# Start of SUPPLIED DATA

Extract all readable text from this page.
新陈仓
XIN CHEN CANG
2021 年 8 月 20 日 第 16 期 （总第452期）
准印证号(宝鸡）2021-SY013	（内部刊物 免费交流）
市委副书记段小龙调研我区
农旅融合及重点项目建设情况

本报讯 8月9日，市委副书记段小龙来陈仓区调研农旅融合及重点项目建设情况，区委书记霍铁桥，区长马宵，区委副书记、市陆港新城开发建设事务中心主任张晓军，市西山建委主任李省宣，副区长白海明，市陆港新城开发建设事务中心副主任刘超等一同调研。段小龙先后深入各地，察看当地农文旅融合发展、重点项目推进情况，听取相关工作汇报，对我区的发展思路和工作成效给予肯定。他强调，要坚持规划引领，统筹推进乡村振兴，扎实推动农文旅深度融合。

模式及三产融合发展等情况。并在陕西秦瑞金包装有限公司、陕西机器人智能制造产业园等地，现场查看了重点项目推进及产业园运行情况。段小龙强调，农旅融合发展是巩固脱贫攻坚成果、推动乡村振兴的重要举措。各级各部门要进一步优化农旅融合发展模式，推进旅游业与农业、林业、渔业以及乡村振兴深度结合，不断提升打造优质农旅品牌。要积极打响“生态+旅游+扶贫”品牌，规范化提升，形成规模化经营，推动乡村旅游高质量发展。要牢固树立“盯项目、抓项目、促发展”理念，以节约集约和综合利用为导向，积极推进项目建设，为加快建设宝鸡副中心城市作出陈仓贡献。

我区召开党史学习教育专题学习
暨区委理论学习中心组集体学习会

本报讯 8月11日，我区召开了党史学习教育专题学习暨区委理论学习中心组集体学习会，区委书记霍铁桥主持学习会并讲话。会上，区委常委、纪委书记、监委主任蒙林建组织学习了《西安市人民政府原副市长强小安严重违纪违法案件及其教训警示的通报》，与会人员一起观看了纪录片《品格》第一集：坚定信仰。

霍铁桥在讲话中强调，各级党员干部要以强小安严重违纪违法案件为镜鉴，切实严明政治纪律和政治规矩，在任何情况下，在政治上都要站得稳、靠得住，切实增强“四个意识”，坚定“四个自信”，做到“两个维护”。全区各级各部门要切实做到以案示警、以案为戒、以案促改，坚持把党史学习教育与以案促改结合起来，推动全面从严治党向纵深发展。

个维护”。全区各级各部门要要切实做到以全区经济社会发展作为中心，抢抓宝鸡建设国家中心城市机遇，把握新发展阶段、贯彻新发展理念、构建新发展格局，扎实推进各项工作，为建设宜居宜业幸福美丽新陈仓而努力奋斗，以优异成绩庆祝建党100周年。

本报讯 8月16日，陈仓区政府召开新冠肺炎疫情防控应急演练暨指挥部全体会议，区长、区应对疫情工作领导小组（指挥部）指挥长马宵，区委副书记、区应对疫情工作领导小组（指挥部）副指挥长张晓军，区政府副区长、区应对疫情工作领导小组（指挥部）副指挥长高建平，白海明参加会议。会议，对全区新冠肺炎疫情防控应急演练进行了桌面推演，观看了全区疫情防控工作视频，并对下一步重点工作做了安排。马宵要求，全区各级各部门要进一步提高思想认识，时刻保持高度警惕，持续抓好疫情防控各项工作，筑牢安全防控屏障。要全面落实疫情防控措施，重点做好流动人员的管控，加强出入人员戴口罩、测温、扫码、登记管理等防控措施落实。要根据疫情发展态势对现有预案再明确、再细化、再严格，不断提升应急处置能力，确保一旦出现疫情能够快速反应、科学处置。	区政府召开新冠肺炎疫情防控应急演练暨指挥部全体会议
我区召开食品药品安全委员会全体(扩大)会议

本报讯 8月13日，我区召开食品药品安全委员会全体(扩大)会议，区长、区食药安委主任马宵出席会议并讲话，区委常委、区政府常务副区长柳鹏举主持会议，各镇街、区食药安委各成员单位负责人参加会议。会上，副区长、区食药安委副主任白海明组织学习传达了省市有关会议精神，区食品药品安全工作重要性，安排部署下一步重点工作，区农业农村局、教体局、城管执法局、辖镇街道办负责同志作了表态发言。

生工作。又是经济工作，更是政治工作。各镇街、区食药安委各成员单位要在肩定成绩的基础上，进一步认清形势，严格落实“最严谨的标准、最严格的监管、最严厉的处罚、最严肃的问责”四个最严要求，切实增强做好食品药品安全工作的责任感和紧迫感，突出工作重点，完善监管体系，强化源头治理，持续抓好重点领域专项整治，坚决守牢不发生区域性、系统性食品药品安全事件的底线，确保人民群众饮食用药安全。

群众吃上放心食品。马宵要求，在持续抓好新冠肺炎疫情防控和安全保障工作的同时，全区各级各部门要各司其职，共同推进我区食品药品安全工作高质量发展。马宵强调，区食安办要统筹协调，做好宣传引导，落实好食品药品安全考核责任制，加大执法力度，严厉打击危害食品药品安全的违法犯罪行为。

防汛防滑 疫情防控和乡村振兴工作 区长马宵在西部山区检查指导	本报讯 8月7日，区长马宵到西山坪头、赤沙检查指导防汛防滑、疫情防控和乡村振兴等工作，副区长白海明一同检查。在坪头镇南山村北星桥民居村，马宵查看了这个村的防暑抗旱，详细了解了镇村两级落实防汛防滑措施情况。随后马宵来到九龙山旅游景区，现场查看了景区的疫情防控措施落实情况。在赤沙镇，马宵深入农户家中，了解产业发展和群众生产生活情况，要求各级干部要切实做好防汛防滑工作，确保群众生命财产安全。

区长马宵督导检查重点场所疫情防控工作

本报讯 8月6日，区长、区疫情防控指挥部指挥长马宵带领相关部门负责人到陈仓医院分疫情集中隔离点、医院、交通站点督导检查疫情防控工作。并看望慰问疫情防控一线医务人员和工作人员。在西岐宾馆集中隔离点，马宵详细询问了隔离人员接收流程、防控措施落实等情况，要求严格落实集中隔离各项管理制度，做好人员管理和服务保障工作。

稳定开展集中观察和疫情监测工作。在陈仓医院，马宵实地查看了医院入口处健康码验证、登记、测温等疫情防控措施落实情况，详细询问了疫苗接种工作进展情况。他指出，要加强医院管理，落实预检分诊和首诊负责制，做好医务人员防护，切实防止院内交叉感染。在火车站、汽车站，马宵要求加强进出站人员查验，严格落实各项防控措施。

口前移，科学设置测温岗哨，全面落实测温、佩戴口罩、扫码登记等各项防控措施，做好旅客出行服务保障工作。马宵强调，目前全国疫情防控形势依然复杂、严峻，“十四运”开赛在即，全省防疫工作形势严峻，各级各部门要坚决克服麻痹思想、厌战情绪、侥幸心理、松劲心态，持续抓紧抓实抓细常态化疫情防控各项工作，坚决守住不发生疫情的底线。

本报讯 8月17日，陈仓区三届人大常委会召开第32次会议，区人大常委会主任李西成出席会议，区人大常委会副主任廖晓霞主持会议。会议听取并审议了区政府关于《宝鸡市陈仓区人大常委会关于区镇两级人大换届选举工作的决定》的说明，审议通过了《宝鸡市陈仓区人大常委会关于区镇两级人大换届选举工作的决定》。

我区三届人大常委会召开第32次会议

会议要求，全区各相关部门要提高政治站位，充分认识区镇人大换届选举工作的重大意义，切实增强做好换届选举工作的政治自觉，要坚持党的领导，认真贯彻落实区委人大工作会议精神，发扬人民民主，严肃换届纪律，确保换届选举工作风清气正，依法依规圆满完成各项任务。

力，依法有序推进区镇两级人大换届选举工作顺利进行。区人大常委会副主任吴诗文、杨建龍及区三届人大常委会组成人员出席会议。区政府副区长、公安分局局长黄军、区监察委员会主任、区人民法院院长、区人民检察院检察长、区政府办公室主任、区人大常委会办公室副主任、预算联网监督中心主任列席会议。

# End of SUPPLIED DATA

### REQUIREMENTS
Your task is to collect every line above that contains the word "区政府副区长".

### RESPONSE TO THE TASK
本报讯 8月16日，陈仓区政府召开新冠肺炎疫情防控应急演练暨指挥部全体会议，区长、区应对疫情工作领导小组（指挥部）指挥长马宵，区委副书记、区应对疫情工作领导小组（指挥部）副指挥长张晓军，区政府副区长、区应对疫情工作领导小组（指挥部）副指挥长高建平，白海明参加会议。会议，对全区新冠肺炎疫情防控应急演练进行了桌面推演，观看了全区疫情防控工作视频，并对下一步重点工作做了安排。马宵要求，全区各级各部门要进一步提高思想认识，时刻保持高度警惕，持续抓好疫情防控各项工作，筑牢安全防控屏障。要全面落实疫情防控措施，重点做好流动人员的管控，加强出入人员戴口罩、测温、扫码、登记管理等防控措施落实。要根据疫情发展态势对现有预案再明确、再细化、再严格，不断提升应急处置能力，确保一旦出现疫情能够快速反应、科学处置。	区政府召开新冠肺炎疫情防控应急演练暨指挥部全体会议
力，依法有序推进区镇两级人大换届选举工作顺利进行。区人大常委会副主任吴诗文、杨建龍及区三届人大常委会组成人员出席会议。区政府副区长、公安分局局长黄军、区监察委员会主任、区人民法院院长、区人民检察院检察长、区政府办公室主任、区人大常委会办公室副主任、预算联网监督中心主任列席会议。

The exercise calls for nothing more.